• **Task brief**:
Output every line of the data exactly as it appears.

[Start of Records to use]

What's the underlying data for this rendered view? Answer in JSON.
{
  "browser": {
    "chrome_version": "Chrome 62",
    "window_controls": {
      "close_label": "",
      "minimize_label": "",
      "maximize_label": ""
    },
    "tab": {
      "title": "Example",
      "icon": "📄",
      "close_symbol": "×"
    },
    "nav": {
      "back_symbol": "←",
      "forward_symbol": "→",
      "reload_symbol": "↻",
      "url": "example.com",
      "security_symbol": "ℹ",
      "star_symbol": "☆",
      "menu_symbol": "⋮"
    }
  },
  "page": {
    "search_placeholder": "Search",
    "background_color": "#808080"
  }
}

[End of Records to use]

• **Result of the task**:
What's the underlying data for this rendered view? Answer in JSON.
{
  "browser": {
    "chrome_version": "Chrome 62",
    "window_controls": {
      "close_label": "",
      "minimize_label": "",
      "maximize_label": ""
    },
    "tab": {
      "title": "Example",
      "icon": "📄",
      "close_symbol": "×"
    },
    "nav": {
      "back_symbol": "←",
      "forward_symbol": "→",
      "reload_symbol": "↻",
      "url": "example.com",
      "security_symbol": "ℹ",
      "star_symbol": "☆",
      "menu_symbol": "⋮"
    }
  },
  "page": {
    "search_placeholder": "Search",
    "background_color": "#808080"
  }
}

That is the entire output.